### Records that describe figures
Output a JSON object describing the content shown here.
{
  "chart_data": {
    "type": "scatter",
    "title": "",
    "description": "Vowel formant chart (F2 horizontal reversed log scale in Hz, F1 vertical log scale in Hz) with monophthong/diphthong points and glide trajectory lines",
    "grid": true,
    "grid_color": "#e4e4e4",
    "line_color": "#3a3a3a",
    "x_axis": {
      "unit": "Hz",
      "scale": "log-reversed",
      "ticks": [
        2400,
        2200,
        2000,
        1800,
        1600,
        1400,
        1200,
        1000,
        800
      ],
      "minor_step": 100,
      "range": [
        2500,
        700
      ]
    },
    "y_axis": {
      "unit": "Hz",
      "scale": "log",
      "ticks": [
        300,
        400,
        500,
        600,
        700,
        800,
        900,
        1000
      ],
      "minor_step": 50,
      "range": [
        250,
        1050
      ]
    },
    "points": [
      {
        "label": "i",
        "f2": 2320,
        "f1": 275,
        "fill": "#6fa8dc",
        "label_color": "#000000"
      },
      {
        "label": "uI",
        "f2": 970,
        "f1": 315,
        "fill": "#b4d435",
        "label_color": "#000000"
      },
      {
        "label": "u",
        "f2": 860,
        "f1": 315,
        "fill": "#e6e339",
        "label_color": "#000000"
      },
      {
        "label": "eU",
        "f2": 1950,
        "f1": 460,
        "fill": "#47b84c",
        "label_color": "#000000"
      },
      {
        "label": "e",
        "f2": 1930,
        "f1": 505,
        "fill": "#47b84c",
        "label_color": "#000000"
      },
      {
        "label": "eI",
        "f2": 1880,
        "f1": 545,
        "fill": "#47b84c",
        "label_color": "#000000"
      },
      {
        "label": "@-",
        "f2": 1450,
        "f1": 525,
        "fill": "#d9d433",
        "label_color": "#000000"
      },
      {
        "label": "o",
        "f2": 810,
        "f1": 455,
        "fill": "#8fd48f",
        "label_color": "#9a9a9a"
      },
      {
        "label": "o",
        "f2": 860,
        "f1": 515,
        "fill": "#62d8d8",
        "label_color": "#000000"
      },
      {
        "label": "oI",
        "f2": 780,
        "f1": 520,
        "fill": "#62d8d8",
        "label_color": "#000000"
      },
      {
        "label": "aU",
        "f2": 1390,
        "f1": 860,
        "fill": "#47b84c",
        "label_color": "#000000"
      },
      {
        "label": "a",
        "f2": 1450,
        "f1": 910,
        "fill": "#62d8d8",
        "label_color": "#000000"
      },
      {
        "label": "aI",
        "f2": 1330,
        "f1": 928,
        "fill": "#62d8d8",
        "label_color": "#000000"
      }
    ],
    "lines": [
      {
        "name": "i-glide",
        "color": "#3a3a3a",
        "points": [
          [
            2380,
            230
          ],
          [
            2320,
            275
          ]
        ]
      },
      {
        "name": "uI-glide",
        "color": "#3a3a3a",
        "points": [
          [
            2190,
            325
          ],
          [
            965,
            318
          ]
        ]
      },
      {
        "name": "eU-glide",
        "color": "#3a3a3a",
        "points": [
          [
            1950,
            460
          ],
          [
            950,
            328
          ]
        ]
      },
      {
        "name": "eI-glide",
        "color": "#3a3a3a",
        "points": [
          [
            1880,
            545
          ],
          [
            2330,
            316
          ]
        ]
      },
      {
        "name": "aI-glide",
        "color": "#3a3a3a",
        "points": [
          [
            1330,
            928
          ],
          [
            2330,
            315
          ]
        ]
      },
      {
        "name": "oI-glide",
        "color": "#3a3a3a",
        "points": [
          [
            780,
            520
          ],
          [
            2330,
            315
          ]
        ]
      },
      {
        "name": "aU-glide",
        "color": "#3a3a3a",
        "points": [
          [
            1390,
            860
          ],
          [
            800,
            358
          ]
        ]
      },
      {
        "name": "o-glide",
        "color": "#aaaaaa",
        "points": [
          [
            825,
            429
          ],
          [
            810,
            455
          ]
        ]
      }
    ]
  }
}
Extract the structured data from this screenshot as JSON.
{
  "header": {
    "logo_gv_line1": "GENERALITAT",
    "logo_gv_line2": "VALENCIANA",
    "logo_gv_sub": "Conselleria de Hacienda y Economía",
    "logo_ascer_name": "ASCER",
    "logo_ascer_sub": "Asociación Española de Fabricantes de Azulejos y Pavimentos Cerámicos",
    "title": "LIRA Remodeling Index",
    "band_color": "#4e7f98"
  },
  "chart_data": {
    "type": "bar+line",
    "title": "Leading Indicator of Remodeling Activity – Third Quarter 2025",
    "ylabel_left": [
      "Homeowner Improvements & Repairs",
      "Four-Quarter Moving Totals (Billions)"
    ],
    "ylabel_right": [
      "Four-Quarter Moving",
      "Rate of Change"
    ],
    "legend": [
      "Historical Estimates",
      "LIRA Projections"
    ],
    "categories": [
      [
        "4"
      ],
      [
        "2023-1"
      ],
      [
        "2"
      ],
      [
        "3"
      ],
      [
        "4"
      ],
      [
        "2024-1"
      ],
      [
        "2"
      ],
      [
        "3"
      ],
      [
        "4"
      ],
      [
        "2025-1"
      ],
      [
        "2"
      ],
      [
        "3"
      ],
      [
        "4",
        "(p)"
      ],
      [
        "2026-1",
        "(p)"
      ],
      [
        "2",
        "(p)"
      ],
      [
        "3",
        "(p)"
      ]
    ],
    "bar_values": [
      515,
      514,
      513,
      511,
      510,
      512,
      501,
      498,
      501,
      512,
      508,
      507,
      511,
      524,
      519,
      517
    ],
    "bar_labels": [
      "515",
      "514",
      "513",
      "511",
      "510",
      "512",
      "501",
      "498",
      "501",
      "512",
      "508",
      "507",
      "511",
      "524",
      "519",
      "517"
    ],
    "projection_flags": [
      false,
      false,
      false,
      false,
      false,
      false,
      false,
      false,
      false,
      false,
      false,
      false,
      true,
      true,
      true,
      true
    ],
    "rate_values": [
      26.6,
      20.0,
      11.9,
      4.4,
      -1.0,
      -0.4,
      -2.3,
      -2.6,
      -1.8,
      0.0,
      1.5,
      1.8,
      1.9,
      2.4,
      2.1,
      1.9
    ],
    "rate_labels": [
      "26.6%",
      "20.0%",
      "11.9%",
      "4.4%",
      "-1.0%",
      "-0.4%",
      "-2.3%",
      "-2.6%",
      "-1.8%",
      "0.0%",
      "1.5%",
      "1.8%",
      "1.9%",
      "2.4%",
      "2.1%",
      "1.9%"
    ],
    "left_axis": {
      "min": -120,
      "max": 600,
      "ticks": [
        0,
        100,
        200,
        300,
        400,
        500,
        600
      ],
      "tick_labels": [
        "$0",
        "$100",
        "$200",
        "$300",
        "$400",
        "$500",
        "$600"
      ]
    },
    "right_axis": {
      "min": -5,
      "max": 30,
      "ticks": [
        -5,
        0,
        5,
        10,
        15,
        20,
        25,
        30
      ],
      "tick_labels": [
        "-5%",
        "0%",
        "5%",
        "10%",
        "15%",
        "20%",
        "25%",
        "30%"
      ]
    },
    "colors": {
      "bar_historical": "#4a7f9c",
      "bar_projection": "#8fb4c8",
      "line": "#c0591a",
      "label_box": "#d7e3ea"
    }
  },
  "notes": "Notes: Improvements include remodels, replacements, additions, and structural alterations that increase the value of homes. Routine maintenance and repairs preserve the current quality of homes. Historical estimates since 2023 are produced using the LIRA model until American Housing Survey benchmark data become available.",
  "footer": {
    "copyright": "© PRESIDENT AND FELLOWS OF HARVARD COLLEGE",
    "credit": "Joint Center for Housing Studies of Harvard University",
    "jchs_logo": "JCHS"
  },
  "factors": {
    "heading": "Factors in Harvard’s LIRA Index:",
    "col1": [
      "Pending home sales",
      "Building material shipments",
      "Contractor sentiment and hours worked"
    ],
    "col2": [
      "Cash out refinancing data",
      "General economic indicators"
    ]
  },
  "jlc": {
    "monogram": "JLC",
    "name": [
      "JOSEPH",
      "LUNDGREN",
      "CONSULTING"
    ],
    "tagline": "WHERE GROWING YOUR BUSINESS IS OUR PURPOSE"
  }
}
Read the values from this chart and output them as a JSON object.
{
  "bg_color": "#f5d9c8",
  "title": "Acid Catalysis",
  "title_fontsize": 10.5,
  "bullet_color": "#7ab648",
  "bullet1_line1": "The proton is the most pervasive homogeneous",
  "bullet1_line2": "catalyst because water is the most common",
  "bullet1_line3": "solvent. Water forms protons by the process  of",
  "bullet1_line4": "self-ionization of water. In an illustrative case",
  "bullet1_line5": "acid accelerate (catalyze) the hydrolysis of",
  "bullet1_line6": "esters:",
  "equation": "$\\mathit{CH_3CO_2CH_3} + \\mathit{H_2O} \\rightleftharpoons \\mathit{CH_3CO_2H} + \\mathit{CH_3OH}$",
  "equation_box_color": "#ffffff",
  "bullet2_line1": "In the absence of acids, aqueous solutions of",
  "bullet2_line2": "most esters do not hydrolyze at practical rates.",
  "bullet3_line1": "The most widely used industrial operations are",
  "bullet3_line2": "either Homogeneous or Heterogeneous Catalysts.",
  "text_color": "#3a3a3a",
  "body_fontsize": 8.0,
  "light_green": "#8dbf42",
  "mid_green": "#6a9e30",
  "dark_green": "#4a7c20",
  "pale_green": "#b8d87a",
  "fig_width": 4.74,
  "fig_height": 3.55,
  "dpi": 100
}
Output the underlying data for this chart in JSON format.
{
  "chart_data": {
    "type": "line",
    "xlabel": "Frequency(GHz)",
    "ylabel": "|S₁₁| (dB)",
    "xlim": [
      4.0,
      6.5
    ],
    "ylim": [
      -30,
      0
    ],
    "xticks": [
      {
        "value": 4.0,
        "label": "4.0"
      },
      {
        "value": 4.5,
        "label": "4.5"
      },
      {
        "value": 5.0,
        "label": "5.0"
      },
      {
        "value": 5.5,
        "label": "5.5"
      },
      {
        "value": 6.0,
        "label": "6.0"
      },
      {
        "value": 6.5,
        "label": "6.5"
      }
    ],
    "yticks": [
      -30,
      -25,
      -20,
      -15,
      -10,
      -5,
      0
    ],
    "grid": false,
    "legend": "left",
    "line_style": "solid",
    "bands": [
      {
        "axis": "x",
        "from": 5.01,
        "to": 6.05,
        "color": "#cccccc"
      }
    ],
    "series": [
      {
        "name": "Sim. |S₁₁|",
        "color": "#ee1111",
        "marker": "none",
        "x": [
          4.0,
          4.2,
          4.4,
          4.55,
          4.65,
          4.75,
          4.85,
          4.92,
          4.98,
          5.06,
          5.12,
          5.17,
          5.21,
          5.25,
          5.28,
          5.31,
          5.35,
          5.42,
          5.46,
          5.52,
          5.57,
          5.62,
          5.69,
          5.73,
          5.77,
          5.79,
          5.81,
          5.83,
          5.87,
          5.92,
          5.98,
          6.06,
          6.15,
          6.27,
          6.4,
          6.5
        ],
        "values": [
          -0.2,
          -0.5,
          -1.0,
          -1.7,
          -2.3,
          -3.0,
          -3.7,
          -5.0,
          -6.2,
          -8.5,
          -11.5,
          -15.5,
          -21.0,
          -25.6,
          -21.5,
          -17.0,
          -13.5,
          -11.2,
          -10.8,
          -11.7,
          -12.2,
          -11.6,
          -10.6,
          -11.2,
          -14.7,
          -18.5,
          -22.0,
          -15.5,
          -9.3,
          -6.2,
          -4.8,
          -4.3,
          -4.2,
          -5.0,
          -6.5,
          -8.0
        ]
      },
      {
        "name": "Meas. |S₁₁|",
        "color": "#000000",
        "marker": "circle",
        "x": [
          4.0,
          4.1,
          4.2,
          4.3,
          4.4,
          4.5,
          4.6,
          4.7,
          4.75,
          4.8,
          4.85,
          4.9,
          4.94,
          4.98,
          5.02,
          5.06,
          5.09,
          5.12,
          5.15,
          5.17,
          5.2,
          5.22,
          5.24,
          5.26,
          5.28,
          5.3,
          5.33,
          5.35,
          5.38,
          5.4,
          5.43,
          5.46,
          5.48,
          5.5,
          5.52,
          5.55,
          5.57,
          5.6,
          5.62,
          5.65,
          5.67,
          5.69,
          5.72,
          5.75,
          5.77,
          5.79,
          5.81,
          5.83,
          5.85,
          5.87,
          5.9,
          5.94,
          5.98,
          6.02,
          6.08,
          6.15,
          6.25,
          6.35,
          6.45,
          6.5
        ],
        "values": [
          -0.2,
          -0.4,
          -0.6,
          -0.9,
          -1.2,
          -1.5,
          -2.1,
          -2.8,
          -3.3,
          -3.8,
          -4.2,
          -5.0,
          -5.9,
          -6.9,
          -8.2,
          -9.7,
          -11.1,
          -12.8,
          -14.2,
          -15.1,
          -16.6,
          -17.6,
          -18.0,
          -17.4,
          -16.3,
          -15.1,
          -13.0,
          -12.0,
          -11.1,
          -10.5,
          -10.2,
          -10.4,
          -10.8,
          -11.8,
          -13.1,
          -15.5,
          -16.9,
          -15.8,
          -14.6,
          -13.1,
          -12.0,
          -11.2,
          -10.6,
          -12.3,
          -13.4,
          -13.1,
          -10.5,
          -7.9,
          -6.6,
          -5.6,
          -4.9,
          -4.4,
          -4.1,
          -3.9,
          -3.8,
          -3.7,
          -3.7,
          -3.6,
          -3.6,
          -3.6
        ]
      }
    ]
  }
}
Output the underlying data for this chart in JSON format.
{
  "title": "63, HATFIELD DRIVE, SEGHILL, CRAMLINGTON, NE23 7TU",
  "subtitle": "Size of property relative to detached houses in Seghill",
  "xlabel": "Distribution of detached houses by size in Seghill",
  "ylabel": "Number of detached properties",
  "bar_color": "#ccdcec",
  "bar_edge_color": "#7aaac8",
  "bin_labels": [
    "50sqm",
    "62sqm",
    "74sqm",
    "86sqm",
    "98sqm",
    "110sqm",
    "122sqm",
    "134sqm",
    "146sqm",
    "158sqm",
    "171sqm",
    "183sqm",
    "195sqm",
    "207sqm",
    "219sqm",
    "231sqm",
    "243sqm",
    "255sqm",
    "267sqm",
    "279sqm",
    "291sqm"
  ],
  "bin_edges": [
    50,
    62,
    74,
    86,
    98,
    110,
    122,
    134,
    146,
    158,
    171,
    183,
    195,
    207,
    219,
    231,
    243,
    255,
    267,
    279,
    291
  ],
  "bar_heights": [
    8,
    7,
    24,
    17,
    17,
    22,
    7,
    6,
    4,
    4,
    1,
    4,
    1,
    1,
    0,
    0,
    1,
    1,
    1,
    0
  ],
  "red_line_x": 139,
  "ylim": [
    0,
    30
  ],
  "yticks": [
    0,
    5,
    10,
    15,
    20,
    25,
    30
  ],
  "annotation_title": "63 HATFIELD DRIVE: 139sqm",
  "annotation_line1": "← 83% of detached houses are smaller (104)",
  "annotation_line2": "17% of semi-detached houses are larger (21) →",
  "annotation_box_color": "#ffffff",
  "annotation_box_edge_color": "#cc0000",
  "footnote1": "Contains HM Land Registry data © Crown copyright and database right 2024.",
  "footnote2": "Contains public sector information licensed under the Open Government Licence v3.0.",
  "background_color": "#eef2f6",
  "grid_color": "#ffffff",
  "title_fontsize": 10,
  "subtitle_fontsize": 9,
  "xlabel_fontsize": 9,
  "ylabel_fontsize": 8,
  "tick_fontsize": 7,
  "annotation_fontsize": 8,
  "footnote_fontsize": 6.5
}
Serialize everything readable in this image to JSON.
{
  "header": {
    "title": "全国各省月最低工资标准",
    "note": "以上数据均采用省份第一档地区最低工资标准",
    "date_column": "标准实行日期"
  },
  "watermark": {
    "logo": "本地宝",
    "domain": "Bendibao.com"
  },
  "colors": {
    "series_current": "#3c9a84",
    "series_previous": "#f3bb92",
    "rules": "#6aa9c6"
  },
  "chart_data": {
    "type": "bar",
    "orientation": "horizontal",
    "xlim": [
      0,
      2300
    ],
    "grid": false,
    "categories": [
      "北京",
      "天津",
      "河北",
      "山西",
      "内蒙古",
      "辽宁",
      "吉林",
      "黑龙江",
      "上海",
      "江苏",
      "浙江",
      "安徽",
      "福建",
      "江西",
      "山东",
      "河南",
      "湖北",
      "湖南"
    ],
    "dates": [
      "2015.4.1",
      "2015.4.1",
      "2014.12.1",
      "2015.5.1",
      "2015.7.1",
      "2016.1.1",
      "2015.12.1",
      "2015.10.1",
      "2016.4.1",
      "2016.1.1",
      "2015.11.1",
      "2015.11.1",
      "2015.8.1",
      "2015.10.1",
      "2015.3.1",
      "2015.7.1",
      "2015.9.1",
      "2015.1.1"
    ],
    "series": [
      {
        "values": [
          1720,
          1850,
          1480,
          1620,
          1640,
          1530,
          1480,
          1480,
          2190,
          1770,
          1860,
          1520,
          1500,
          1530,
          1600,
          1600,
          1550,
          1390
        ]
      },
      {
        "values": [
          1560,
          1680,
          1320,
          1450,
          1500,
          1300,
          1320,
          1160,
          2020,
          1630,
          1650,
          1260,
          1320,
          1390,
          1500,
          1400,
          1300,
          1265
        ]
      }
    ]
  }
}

### EXERCISE DESCRIPTION
Check each line of the records above for the string "ffffff", and report every line that has it.

### TASK RESULT
  "equation_box_color": "#ffffff",
  "annotation_box_color": "#ffffff",
  "grid_color": "#ffffff",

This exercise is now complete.